Leave out the pictures and copy each record below exactly.

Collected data
-- start --

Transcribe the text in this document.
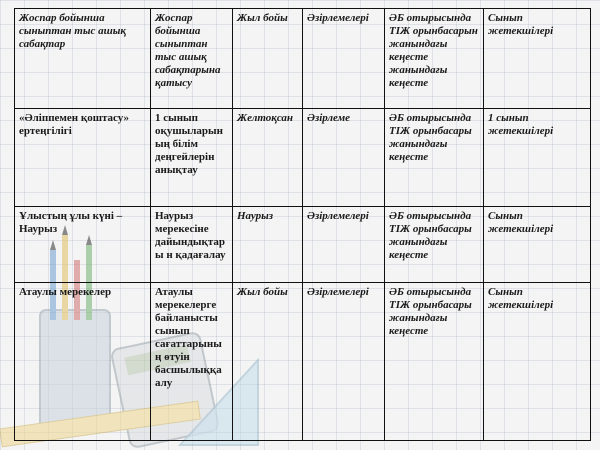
Жоспар бойынша сыныптан тыс ашық сабақтар	Жоспар бойынша сыныптан тыс ашық сабақтарына қатысу	Жыл бойы	Әзірлемелері	ӘБ отырысында ТІЖ орынбасарын жанындағы кеңесте жанындағы кеңесте	Сынып жетекшілері
«Әліппемен қоштасу» ертеңгілігі	1 сынып оқушыларының білім деңгейлерін анықтау	Желтоқсан	Әзірлеме	ӘБ отырысында ТІЖ орынбасары жанындағы кеңесте	1 сынып жетекшілері
Ұлыстың ұлы күні – Наурыз	Наурыз мерекесіне дайындықтары н қадағалау	Наурыз	Әзірлемелері	ӘБ отырысында ТІЖ орынбасары жанындағы кеңесте	Сынып жетекшілері
Атаулы мерекелер	Атаулы мерекелерге байланысты сынып сағаттарының өтуін басшылыққа алу	Жыл бойы	Әзірлемелері	ӘБ отырысында ТІЖ орынбасары жанындағы кеңесте	Сынып жетекшілері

-- end --

▶ [TASK RESPONSE]:
Transcribe the text in this document.
Жоспар бойынша сыныптан тыс ашық сабақтар	Жоспар бойынша сыныптан тыс ашық сабақтарына қатысу	Жыл бойы	Әзірлемелері	ӘБ отырысында ТІЖ орынбасарын жанындағы кеңесте жанындағы кеңесте	Сынып жетекшілері
«Әліппемен қоштасу» ертеңгілігі	1 сынып оқушыларының білім деңгейлерін анықтау	Желтоқсан	Әзірлеме	ӘБ отырысында ТІЖ орынбасары жанындағы кеңесте	1 сынып жетекшілері
Ұлыстың ұлы күні – Наурыз	Наурыз мерекесіне дайындықтары н қадағалау	Наурыз	Әзірлемелері	ӘБ отырысында ТІЖ орынбасары жанындағы кеңесте	Сынып жетекшілері
Атаулы мерекелер	Атаулы мерекелерге байланысты сынып сағаттарының өтуін басшылыққа алу	Жыл бойы	Әзірлемелері	ӘБ отырысында ТІЖ орынбасары жанындағы кеңесте	Сынып жетекшілері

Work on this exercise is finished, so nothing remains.